**Data entries:**
┄┄┄┄┄┄┄┄┄┄

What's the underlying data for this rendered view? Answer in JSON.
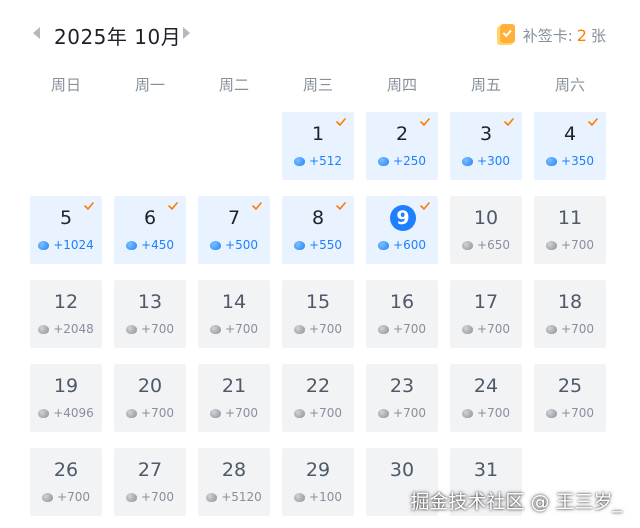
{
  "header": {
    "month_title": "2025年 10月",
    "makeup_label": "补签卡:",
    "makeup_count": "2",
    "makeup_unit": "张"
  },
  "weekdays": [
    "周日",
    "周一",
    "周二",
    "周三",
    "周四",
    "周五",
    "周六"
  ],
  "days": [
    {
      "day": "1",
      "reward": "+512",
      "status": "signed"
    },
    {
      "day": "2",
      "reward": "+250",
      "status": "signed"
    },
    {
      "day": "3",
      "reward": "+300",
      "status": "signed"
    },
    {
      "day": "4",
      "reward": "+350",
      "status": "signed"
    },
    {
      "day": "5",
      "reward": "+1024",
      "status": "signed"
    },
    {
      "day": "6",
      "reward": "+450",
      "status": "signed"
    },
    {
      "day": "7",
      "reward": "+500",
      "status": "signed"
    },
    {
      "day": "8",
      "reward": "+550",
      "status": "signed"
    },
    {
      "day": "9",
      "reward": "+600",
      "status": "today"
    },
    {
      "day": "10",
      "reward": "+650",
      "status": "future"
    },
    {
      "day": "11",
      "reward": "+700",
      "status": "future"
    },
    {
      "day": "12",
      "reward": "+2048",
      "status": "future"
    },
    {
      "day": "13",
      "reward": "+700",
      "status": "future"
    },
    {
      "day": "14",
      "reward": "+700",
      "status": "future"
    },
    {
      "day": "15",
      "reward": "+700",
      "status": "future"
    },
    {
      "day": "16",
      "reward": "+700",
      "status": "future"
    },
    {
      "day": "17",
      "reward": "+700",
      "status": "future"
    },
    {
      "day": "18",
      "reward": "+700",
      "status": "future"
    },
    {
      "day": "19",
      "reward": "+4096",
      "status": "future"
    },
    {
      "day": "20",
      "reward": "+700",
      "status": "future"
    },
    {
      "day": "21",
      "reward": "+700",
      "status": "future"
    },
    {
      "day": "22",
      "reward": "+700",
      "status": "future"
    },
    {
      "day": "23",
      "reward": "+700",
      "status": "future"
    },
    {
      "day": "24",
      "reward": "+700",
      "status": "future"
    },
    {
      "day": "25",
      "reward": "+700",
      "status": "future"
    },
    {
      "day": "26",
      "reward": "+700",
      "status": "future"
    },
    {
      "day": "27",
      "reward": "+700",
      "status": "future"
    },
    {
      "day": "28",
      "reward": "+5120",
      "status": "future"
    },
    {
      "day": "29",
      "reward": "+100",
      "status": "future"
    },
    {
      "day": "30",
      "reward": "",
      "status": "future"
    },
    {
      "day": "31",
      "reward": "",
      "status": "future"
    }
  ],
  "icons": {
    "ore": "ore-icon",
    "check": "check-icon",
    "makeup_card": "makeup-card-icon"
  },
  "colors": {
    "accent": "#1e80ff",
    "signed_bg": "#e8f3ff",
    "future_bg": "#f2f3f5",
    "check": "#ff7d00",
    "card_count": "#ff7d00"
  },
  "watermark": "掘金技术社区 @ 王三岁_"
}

┄┄┄┄┄┄┄┄┄┄

**STATED EXERCISE:** Omit every image. Quote each record exactly.

**EXERCISE SOLUTION:**
What's the underlying data for this rendered view? Answer in JSON.
{
  "header": {
    "month_title": "2025年 10月",
    "makeup_label": "补签卡:",
    "makeup_count": "2",
    "makeup_unit": "张"
  },
  "weekdays": [
    "周日",
    "周一",
    "周二",
    "周三",
    "周四",
    "周五",
    "周六"
  ],
  "days": [
    {
      "day": "1",
      "reward": "+512",
      "status": "signed"
    },
    {
      "day": "2",
      "reward": "+250",
      "status": "signed"
    },
    {
      "day": "3",
      "reward": "+300",
      "status": "signed"
    },
    {
      "day": "4",
      "reward": "+350",
      "status": "signed"
    },
    {
      "day": "5",
      "reward": "+1024",
      "status": "signed"
    },
    {
      "day": "6",
      "reward": "+450",
      "status": "signed"
    },
    {
      "day": "7",
      "reward": "+500",
      "status": "signed"
    },
    {
      "day": "8",
      "reward": "+550",
      "status": "signed"
    },
    {
      "day": "9",
      "reward": "+600",
      "status": "today"
    },
    {
      "day": "10",
      "reward": "+650",
      "status": "future"
    },
    {
      "day": "11",
      "reward": "+700",
      "status": "future"
    },
    {
      "day": "12",
      "reward": "+2048",
      "status": "future"
    },
    {
      "day": "13",
      "reward": "+700",
      "status": "future"
    },
    {
      "day": "14",
      "reward": "+700",
      "status": "future"
    },
    {
      "day": "15",
      "reward": "+700",
      "status": "future"
    },
    {
      "day": "16",
      "reward": "+700",
      "status": "future"
    },
    {
      "day": "17",
      "reward": "+700",
      "status": "future"
    },
    {
      "day": "18",
      "reward": "+700",
      "status": "future"
    },
    {
      "day": "19",
      "reward": "+4096",
      "status": "future"
    },
    {
      "day": "20",
      "reward": "+700",
      "status": "future"
    },
    {
      "day": "21",
      "reward": "+700",
      "status": "future"
    },
    {
      "day": "22",
      "reward": "+700",
      "status": "future"
    },
    {
      "day": "23",
      "reward": "+700",
      "status": "future"
    },
    {
      "day": "24",
      "reward": "+700",
      "status": "future"
    },
    {
      "day": "25",
      "reward": "+700",
      "status": "future"
    },
    {
      "day": "26",
      "reward": "+700",
      "status": "future"
    },
    {
      "day": "27",
      "reward": "+700",
      "status": "future"
    },
    {
      "day": "28",
      "reward": "+5120",
      "status": "future"
    },
    {
      "day": "29",
      "reward": "+100",
      "status": "future"
    },
    {
      "day": "30",
      "reward": "",
      "status": "future"
    },
    {
      "day": "31",
      "reward": "",
      "status": "future"
    }
  ],
  "icons": {
    "ore": "ore-icon",
    "check": "check-icon",
    "makeup_card": "makeup-card-icon"
  },
  "colors": {
    "accent": "#1e80ff",
    "signed_bg": "#e8f3ff",
    "future_bg": "#f2f3f5",
    "check": "#ff7d00",
    "card_count": "#ff7d00"
  },
  "watermark": "掘金技术社区 @ 王三岁_"
}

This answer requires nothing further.